Problem description: Using the listing below, extract each line that has the word "Weather" in it.

Input records:
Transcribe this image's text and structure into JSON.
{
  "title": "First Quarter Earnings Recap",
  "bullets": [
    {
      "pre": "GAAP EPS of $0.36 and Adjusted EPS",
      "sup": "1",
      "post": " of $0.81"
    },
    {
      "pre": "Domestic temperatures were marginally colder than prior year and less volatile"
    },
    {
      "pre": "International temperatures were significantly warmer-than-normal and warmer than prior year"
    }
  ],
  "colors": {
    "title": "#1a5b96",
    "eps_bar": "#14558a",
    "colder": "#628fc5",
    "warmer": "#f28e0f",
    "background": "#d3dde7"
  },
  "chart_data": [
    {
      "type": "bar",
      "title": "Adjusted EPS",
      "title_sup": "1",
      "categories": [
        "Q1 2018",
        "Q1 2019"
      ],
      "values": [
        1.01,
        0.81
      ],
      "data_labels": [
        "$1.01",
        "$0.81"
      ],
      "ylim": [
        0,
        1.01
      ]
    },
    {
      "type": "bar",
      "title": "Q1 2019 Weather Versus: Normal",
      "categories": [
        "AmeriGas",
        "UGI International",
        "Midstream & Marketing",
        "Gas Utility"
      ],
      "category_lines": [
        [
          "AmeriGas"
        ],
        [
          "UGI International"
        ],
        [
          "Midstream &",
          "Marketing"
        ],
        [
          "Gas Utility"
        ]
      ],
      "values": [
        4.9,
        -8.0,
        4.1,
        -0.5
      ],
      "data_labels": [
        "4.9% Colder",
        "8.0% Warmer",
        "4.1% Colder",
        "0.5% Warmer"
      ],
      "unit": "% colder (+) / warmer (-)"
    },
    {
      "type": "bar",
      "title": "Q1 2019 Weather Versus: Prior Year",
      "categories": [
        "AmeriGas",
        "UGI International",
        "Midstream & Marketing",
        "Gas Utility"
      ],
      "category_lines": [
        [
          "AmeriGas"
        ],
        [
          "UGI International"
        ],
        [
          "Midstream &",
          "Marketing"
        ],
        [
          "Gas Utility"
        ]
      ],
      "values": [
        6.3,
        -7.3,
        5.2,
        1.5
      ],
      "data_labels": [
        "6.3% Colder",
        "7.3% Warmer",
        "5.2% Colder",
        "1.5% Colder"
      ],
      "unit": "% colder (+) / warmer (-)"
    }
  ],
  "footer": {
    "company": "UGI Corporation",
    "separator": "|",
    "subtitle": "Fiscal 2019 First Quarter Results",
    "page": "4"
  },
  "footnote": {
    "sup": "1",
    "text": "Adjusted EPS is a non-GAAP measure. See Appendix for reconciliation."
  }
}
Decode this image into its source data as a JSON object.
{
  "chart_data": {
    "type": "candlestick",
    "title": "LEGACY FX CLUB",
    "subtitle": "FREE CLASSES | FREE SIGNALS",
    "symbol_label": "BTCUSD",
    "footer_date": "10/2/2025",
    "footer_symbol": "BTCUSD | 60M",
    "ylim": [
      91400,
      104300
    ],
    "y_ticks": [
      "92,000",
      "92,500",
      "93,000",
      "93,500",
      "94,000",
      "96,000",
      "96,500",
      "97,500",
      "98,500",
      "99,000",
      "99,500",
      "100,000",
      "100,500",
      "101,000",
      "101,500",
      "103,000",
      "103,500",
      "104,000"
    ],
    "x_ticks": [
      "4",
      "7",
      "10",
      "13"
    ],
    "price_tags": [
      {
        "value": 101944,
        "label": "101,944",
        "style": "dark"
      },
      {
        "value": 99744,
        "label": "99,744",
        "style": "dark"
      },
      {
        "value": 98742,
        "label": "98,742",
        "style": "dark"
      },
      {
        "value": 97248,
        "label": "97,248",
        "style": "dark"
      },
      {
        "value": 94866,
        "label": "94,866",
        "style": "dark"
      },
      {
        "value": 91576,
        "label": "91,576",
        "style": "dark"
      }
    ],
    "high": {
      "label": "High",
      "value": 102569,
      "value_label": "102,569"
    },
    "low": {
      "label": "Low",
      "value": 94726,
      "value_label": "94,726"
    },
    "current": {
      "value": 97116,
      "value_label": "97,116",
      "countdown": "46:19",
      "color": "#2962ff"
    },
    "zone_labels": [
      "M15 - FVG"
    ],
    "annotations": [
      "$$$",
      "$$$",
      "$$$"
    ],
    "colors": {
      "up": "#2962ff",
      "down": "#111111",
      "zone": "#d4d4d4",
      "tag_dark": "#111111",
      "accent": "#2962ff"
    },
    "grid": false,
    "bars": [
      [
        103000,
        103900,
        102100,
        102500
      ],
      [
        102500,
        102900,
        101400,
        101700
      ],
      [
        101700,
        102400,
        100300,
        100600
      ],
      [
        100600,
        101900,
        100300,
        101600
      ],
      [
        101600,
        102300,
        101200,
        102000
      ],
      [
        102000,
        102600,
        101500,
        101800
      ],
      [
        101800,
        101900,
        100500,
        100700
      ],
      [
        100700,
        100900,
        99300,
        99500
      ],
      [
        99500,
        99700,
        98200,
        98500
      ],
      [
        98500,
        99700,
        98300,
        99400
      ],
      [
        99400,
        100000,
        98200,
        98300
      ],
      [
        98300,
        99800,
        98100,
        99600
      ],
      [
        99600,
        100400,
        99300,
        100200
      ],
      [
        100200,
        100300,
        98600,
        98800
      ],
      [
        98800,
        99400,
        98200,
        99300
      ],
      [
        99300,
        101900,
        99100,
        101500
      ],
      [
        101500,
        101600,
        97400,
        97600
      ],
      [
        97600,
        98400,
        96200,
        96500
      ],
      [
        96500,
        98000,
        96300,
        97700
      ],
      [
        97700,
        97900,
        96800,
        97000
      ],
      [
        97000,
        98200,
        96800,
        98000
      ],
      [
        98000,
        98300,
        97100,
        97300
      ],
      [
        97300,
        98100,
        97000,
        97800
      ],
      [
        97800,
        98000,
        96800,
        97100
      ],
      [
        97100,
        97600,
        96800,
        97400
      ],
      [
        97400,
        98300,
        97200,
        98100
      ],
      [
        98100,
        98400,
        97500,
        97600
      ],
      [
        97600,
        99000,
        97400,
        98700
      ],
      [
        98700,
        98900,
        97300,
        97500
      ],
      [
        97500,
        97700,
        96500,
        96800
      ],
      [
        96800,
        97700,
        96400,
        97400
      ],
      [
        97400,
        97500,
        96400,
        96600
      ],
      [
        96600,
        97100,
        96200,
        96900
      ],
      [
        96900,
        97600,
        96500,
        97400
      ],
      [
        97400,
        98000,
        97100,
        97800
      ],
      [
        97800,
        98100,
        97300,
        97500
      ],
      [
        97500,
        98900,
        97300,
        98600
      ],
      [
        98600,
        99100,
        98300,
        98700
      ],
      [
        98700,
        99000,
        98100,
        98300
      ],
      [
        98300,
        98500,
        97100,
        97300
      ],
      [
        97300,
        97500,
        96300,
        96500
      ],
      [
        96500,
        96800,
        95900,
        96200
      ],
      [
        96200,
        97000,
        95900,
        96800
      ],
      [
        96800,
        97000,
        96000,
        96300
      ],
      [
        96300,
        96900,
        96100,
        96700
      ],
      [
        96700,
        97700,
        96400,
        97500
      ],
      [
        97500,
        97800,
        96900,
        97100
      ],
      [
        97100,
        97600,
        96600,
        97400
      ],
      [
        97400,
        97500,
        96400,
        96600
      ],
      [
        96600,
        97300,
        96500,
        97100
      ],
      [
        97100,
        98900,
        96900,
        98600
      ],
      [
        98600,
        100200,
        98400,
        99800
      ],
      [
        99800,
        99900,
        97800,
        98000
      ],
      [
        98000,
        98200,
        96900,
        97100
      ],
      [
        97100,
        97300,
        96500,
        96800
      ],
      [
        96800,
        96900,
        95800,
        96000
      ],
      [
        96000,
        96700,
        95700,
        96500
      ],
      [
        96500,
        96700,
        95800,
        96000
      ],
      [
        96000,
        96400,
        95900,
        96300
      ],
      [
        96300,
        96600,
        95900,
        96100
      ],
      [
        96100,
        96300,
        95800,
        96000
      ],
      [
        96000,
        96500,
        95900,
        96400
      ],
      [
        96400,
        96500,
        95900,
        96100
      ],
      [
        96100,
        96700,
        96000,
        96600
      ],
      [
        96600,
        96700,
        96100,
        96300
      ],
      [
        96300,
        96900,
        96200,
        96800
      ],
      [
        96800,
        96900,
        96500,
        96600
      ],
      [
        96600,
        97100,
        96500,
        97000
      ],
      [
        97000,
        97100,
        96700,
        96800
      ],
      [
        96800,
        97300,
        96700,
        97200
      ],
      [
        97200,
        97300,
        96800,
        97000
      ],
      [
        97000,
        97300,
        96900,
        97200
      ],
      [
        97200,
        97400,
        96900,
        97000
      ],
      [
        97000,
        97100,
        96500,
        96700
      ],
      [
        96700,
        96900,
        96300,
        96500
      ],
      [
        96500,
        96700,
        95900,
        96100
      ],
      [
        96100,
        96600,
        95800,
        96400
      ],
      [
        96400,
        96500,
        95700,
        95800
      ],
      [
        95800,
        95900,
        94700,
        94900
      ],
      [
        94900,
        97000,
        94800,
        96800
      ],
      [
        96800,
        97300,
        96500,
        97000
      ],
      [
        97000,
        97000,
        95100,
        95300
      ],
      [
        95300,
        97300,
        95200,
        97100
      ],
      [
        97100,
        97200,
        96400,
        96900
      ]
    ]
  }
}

Exercise output:
      "title": "Q1 2019 Weather Versus: Normal",
      "title": "Q1 2019 Weather Versus: Prior Year",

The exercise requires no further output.